### Records from a collection of figures:

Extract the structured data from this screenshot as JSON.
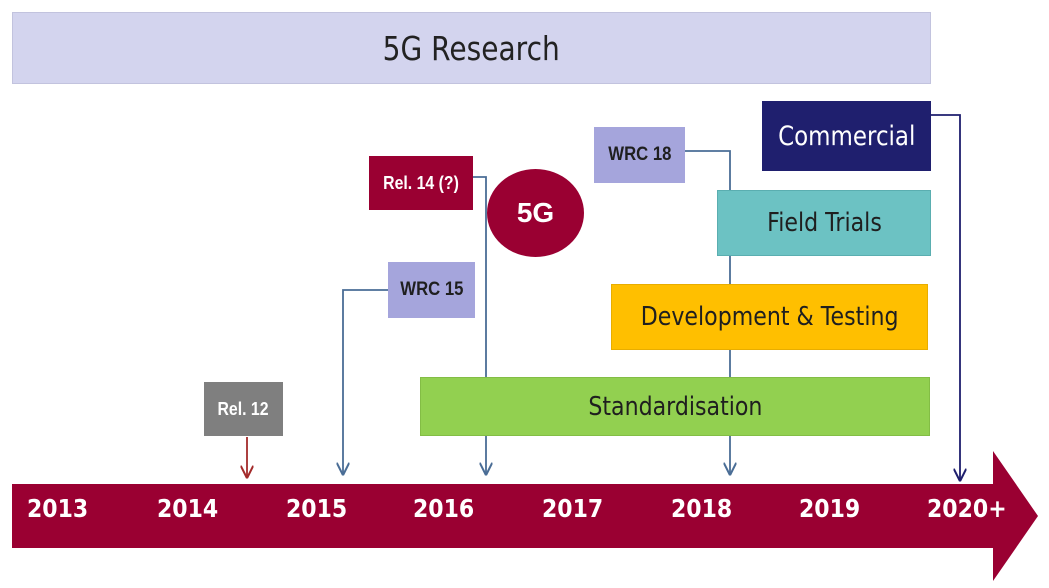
{
  "research": {
    "label": "5G Research"
  },
  "badges": {
    "commercial": "Commercial",
    "wrc18": "WRC 18",
    "rel14": "Rel. 14 (?)",
    "fiveg": "5G",
    "field_trials": "Field Trials",
    "wrc15": "WRC 15",
    "dev_testing": "Development & Testing",
    "rel12": "Rel. 12",
    "standardisation": "Standardisation"
  },
  "timeline": {
    "years": [
      "2013",
      "2014",
      "2015",
      "2016",
      "2017",
      "2018",
      "2019",
      "2020+"
    ]
  },
  "colors": {
    "research": "#d3d4ee",
    "commercial": "#1f1f6e",
    "wrc": "#a5a5dc",
    "rel14": "#9a0032",
    "fiveg": "#9a0032",
    "field_trials": "#6cc2c3",
    "dev_testing": "#ffbf00",
    "standardisation": "#92d050",
    "rel12": "#7f7f7f",
    "timeline": "#9a0032",
    "connector": "#4a6d96",
    "rel12_arrow": "#a32a2a"
  }
}
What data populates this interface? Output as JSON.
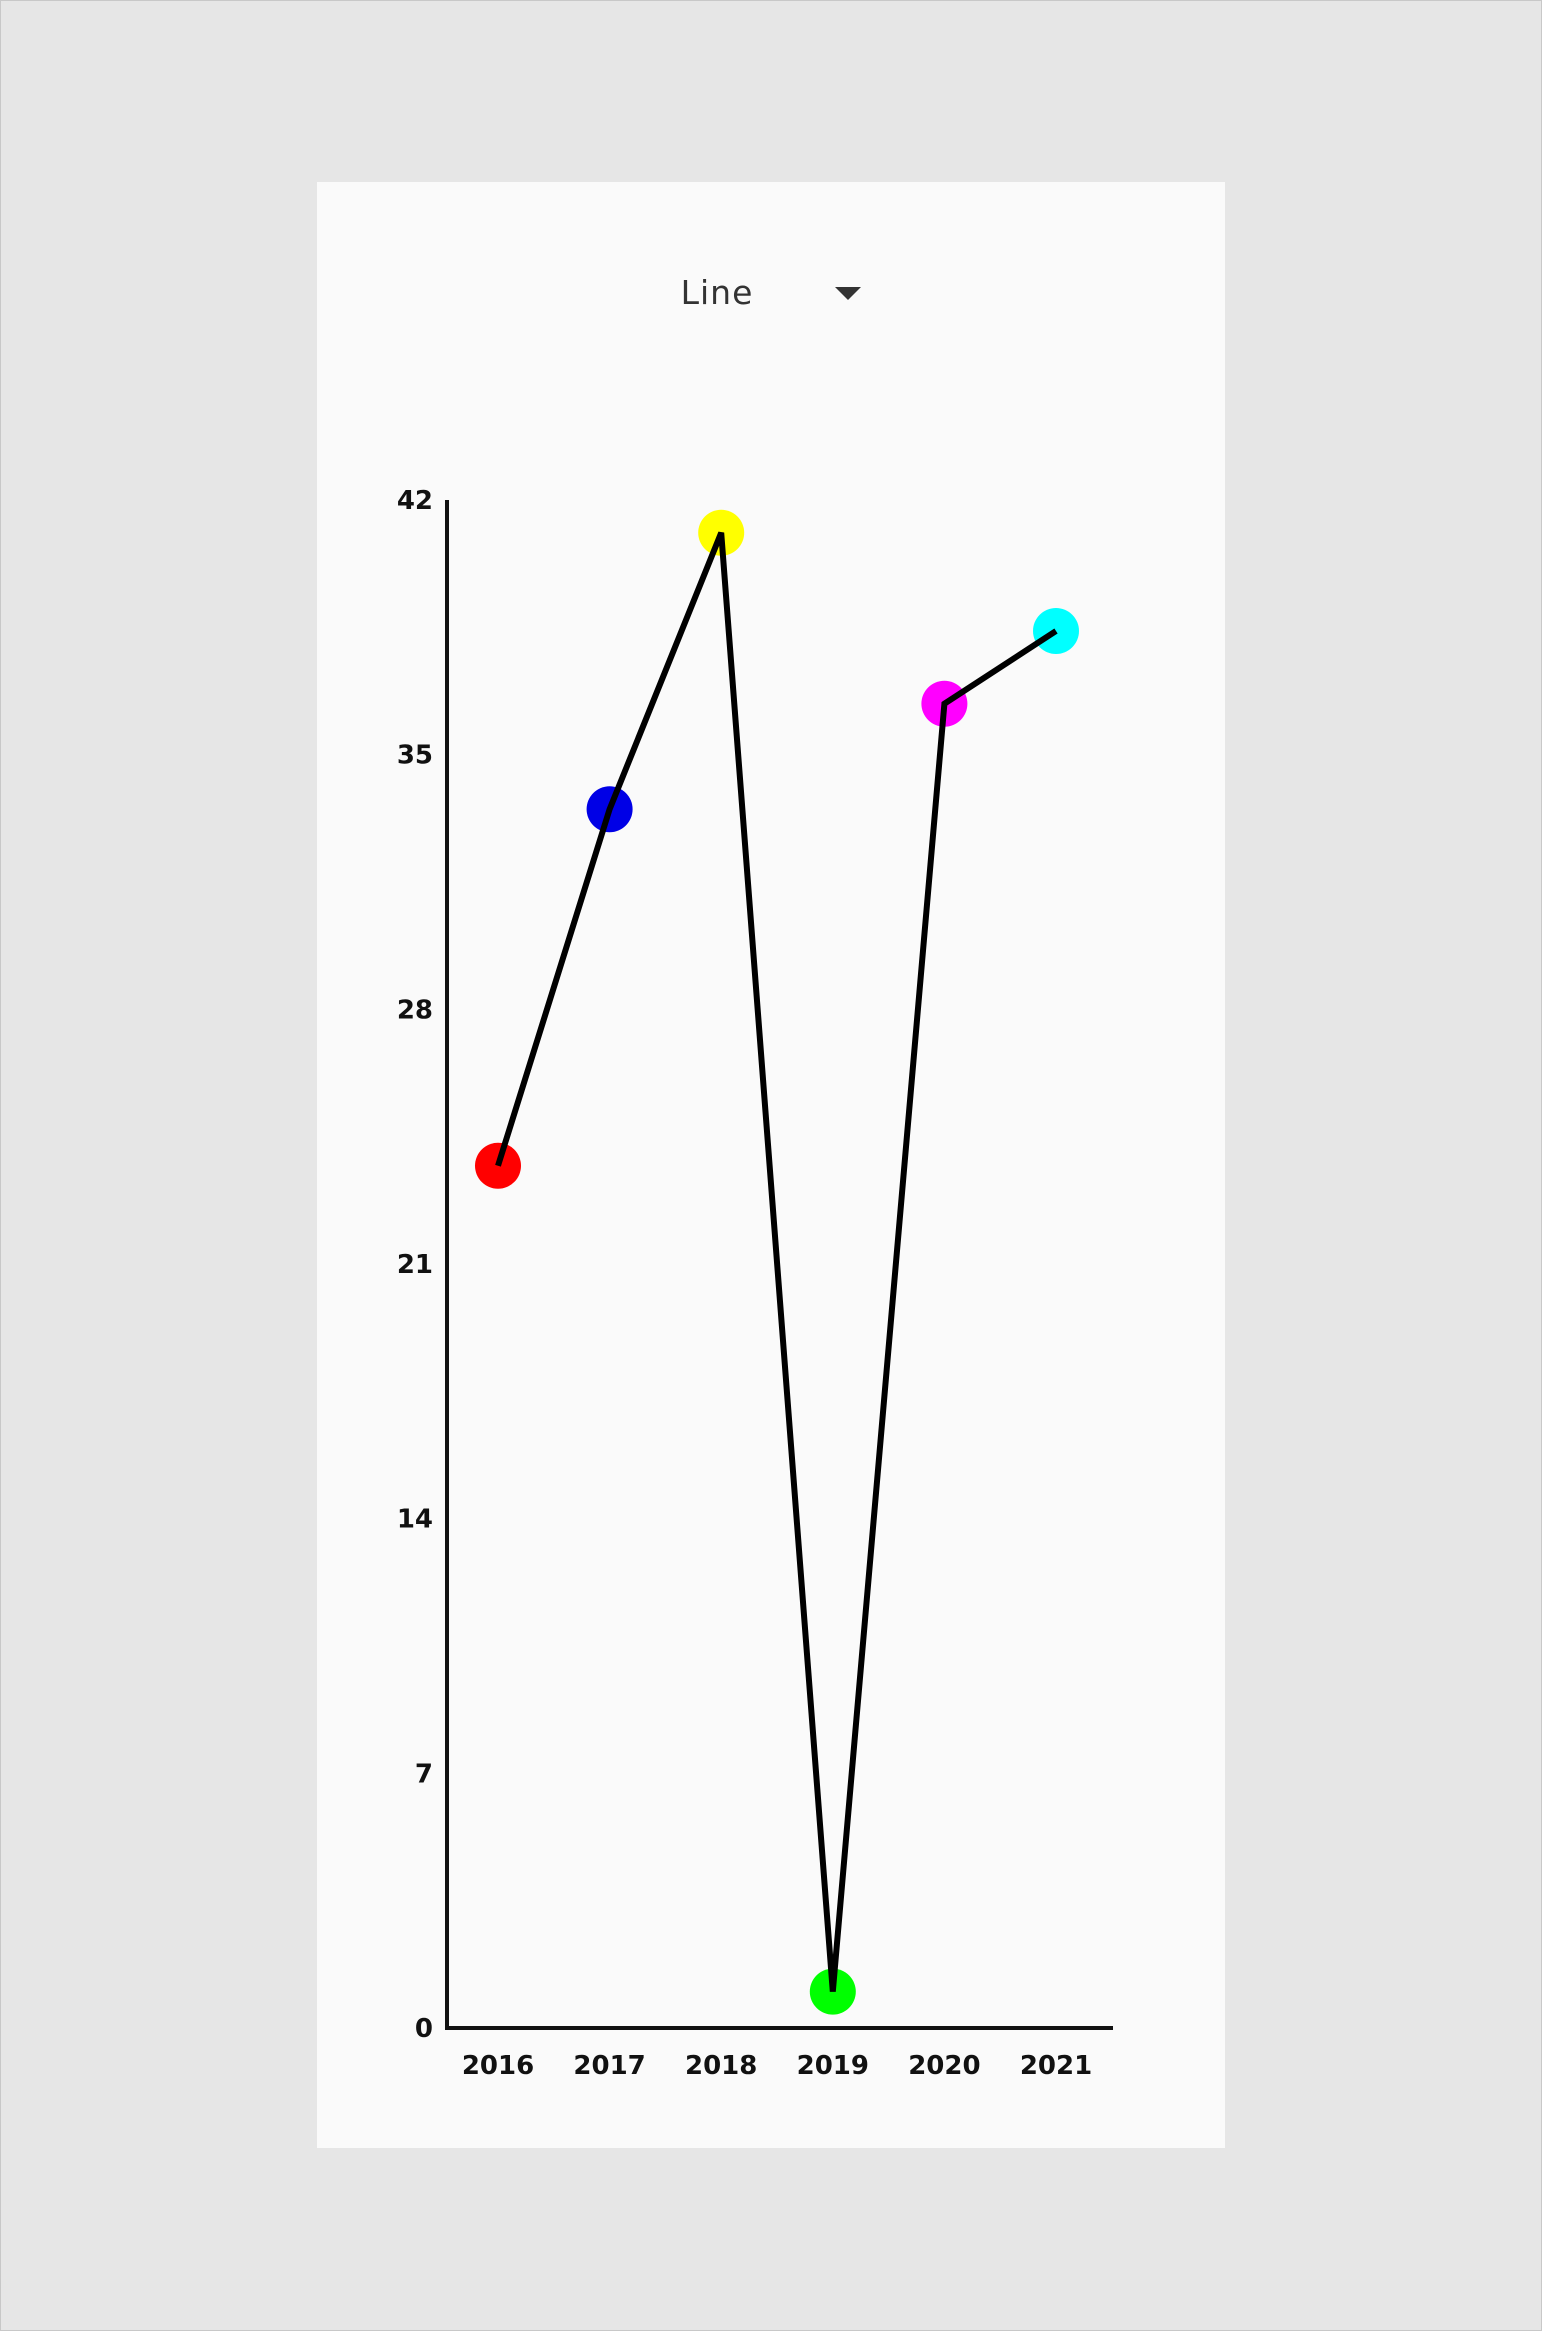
{
  "chart_type_selector": {
    "selected": "Line",
    "icon": "dropdown-arrow-icon"
  },
  "chart_data": {
    "type": "line",
    "categories": [
      "2016",
      "2017",
      "2018",
      "2019",
      "2020",
      "2021"
    ],
    "series": [
      {
        "values": [
          23.7,
          33.5,
          41.1,
          1.0,
          36.4,
          38.4
        ],
        "line_color": "#000000",
        "point_colors": [
          "#ff0000",
          "#0000e6",
          "#ffff00",
          "#00ff00",
          "#ff00ff",
          "#00ffff"
        ]
      }
    ],
    "ylim": [
      0,
      42
    ],
    "yticks": [
      "0",
      "7",
      "14",
      "21",
      "28",
      "35",
      "42"
    ],
    "title": "",
    "xlabel": "",
    "ylabel": "",
    "grid": false
  }
}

### TASK DETAILS:
Write the records out once more, exactly as they appear, with no pictures.

### CORRECT RESPONSE:
Extract the structured data from this screenshot as JSON.
{
  "research": {
    "label": "5G Research"
  },
  "badges": {
    "commercial": "Commercial",
    "wrc18": "WRC 18",
    "rel14": "Rel. 14 (?)",
    "fiveg": "5G",
    "field_trials": "Field Trials",
    "wrc15": "WRC 15",
    "dev_testing": "Development & Testing",
    "rel12": "Rel. 12",
    "standardisation": "Standardisation"
  },
  "timeline": {
    "years": [
      "2013",
      "2014",
      "2015",
      "2016",
      "2017",
      "2018",
      "2019",
      "2020+"
    ]
  },
  "colors": {
    "research": "#d3d4ee",
    "commercial": "#1f1f6e",
    "wrc": "#a5a5dc",
    "rel14": "#9a0032",
    "fiveg": "#9a0032",
    "field_trials": "#6cc2c3",
    "dev_testing": "#ffbf00",
    "standardisation": "#92d050",
    "rel12": "#7f7f7f",
    "timeline": "#9a0032",
    "connector": "#4a6d96",
    "rel12_arrow": "#a32a2a"
  }
}
What data populates this interface? Output as JSON.
{
  "chart_type_selector": {
    "selected": "Line",
    "icon": "dropdown-arrow-icon"
  },
  "chart_data": {
    "type": "line",
    "categories": [
      "2016",
      "2017",
      "2018",
      "2019",
      "2020",
      "2021"
    ],
    "series": [
      {
        "values": [
          23.7,
          33.5,
          41.1,
          1.0,
          36.4,
          38.4
        ],
        "line_color": "#000000",
        "point_colors": [
          "#ff0000",
          "#0000e6",
          "#ffff00",
          "#00ff00",
          "#ff00ff",
          "#00ffff"
        ]
      }
    ],
    "ylim": [
      0,
      42
    ],
    "yticks": [
      "0",
      "7",
      "14",
      "21",
      "28",
      "35",
      "42"
    ],
    "title": "",
    "xlabel": "",
    "ylabel": "",
    "grid": false
  }
}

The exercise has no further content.